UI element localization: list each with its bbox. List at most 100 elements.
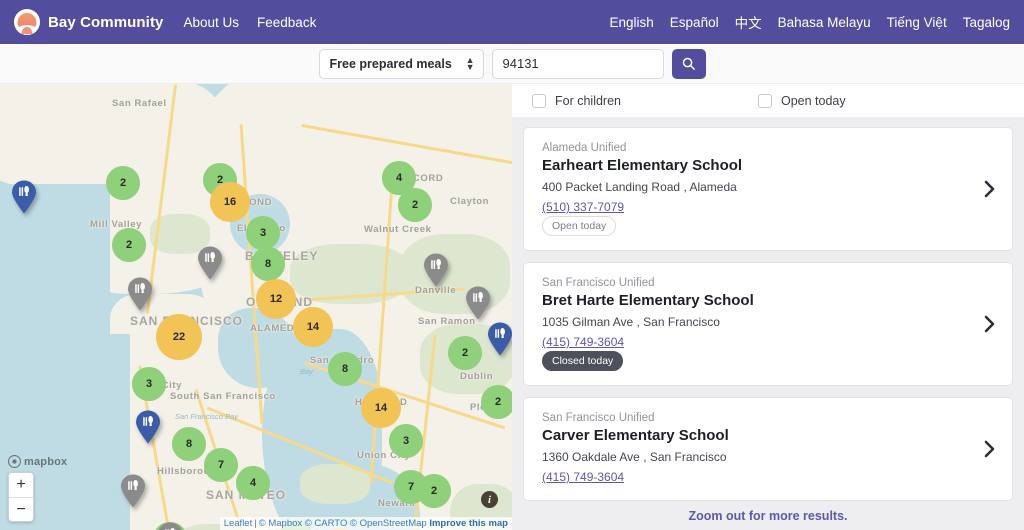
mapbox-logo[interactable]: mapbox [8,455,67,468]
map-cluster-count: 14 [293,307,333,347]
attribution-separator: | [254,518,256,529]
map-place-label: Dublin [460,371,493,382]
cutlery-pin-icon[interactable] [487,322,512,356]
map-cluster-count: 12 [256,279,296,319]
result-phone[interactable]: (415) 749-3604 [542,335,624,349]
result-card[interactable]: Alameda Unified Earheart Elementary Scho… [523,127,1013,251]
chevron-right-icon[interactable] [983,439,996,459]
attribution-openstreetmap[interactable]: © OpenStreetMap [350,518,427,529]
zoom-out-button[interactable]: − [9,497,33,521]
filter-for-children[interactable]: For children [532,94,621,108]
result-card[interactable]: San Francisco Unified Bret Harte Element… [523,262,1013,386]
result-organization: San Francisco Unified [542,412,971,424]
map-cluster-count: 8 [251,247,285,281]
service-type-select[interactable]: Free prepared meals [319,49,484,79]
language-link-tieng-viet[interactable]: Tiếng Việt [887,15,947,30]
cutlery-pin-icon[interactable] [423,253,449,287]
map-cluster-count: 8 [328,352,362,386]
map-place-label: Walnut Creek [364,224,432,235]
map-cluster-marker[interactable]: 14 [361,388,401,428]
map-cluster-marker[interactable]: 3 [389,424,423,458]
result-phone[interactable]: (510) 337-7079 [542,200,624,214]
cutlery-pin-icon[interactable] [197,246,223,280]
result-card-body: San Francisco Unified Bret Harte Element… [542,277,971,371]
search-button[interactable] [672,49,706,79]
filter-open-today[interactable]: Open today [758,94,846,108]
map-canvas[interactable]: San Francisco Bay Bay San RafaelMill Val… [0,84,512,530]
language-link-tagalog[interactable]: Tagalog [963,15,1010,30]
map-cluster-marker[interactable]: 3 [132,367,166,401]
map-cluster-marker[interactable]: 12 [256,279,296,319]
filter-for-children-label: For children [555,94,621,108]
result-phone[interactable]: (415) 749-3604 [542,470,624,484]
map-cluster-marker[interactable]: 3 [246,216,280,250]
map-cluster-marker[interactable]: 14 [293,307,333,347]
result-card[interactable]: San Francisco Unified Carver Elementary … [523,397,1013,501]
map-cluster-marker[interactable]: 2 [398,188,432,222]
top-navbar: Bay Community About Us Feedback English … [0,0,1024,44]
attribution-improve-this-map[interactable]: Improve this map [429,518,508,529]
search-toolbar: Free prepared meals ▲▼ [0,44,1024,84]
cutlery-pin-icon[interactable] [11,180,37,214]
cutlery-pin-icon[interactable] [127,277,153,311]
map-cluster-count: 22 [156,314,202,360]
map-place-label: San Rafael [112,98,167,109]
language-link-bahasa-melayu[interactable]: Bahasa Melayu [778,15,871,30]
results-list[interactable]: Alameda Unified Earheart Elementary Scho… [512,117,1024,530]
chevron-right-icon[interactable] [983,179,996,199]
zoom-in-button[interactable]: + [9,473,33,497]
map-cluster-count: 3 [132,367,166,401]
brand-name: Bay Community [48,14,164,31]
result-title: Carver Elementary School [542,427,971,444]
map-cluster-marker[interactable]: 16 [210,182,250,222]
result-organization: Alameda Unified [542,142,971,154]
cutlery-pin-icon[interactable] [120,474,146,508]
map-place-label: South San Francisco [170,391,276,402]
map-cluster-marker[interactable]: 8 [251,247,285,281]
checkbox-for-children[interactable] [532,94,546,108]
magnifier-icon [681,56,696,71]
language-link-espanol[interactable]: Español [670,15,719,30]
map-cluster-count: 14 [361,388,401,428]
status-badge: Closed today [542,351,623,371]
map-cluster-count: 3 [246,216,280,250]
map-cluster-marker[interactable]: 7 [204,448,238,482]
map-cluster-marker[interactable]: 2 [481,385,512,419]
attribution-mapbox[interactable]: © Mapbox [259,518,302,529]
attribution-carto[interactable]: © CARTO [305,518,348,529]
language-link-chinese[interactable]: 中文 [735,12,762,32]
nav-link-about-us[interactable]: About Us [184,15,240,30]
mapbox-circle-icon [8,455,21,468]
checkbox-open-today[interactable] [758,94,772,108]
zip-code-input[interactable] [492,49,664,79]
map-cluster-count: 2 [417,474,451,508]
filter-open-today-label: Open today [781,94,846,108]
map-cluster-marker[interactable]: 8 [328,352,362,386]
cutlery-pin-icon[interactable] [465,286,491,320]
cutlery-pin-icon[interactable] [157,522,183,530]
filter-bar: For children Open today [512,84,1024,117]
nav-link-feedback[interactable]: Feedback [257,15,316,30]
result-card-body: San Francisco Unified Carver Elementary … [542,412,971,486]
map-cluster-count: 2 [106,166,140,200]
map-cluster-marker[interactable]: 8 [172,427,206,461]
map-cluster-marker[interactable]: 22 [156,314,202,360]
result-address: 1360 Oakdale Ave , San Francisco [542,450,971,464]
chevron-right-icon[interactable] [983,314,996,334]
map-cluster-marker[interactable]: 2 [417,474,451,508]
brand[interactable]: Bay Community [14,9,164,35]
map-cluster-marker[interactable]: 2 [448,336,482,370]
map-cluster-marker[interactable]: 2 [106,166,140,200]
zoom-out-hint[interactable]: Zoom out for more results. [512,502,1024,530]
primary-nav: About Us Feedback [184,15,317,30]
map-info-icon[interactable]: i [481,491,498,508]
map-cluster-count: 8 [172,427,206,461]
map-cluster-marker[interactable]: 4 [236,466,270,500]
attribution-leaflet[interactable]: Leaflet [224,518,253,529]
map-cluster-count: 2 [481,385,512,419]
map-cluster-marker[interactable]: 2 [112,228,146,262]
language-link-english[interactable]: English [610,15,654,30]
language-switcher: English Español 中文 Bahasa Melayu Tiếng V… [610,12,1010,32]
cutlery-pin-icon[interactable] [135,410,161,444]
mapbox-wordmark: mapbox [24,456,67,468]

........

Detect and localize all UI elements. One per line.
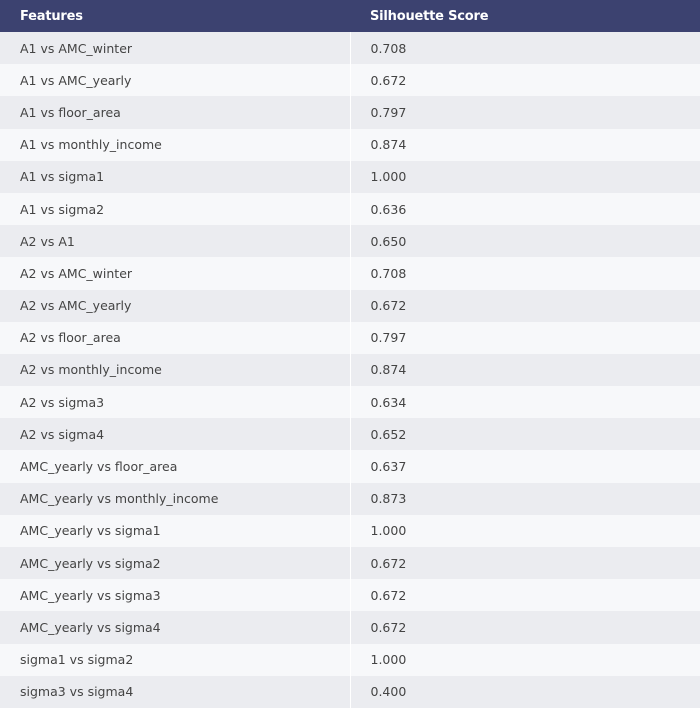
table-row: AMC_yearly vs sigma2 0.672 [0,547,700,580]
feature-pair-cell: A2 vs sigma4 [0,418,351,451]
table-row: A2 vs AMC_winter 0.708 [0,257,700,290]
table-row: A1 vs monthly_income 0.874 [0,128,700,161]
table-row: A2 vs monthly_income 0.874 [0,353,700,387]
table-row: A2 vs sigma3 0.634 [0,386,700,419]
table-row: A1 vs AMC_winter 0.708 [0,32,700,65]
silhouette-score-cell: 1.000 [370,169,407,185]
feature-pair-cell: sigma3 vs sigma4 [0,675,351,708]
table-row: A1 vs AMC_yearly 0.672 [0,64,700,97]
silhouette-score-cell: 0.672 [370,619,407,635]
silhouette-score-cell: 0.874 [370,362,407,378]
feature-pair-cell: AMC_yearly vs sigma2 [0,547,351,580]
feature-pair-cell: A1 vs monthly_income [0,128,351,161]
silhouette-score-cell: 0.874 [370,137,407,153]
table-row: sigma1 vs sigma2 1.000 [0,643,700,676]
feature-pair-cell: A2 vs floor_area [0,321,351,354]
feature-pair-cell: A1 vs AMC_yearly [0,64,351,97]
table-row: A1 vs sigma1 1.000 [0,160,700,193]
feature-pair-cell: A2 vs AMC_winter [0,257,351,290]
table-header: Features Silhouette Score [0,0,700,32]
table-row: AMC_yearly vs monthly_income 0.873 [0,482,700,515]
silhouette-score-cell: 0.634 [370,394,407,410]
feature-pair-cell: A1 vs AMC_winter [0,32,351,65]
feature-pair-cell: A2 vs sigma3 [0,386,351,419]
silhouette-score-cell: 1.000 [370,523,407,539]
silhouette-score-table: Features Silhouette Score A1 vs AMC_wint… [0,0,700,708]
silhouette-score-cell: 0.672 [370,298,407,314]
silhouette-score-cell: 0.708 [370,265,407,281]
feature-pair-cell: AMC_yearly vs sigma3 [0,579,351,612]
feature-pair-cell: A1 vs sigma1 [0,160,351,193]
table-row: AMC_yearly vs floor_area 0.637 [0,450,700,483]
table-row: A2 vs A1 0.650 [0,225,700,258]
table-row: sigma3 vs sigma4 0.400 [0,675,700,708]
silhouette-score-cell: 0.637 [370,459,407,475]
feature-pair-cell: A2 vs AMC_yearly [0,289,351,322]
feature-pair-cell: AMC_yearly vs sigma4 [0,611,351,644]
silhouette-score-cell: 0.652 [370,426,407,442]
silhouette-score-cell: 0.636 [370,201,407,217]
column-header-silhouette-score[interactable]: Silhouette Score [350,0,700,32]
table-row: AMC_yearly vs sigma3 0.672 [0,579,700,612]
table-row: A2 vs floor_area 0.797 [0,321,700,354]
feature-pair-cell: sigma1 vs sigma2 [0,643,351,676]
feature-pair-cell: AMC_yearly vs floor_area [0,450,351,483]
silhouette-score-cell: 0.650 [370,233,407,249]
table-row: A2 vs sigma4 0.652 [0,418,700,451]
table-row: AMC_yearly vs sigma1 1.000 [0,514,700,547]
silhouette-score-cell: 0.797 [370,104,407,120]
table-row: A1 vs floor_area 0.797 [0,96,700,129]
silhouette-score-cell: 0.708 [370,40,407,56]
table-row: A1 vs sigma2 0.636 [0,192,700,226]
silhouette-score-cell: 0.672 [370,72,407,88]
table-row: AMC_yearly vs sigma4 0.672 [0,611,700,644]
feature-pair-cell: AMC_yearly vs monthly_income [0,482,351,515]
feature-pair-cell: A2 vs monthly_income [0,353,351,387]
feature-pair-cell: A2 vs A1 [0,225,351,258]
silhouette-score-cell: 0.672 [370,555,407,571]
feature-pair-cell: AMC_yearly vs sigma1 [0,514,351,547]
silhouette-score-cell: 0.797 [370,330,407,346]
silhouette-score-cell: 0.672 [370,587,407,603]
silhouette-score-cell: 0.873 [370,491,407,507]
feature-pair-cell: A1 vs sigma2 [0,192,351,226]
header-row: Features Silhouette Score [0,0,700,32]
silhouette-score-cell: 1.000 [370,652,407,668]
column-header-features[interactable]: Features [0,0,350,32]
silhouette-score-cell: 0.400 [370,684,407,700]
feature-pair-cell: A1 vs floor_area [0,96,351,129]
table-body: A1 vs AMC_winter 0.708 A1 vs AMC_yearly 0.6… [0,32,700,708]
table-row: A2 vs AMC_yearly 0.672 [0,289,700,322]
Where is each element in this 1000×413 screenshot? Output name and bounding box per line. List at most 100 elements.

........

Written request →
Return every line of the material above, unchanged, from the one containing "table-row: AMC_yearly vs sigma2" down to the one containing "feature-pair-cell: A1 vs monthly_income", with both of those lines included.

Correct output →
table-row: AMC_yearly vs sigma2 0.672 [0,547,700,580]
feature-pair-cell: A2 vs sigma4 [0,418,351,451]
table-row: A2 vs AMC_winter 0.708 [0,257,700,290]
table-row: A1 vs monthly_income 0.874 [0,128,700,161]
table-row: A2 vs monthly_income 0.874 [0,353,700,387]
table-row: A2 vs sigma3 0.634 [0,386,700,419]
table-row: A1 vs AMC_winter 0.708 [0,32,700,65]
silhouette-score-cell: 1.000 [370,169,407,185]
feature-pair-cell: sigma3 vs sigma4 [0,675,351,708]
table-row: A1 vs AMC_yearly 0.672 [0,64,700,97]
silhouette-score-cell: 0.672 [370,619,407,635]
silhouette-score-cell: 0.874 [370,362,407,378]
feature-pair-cell: AMC_yearly vs sigma2 [0,547,351,580]
feature-pair-cell: A1 vs monthly_income [0,128,351,161]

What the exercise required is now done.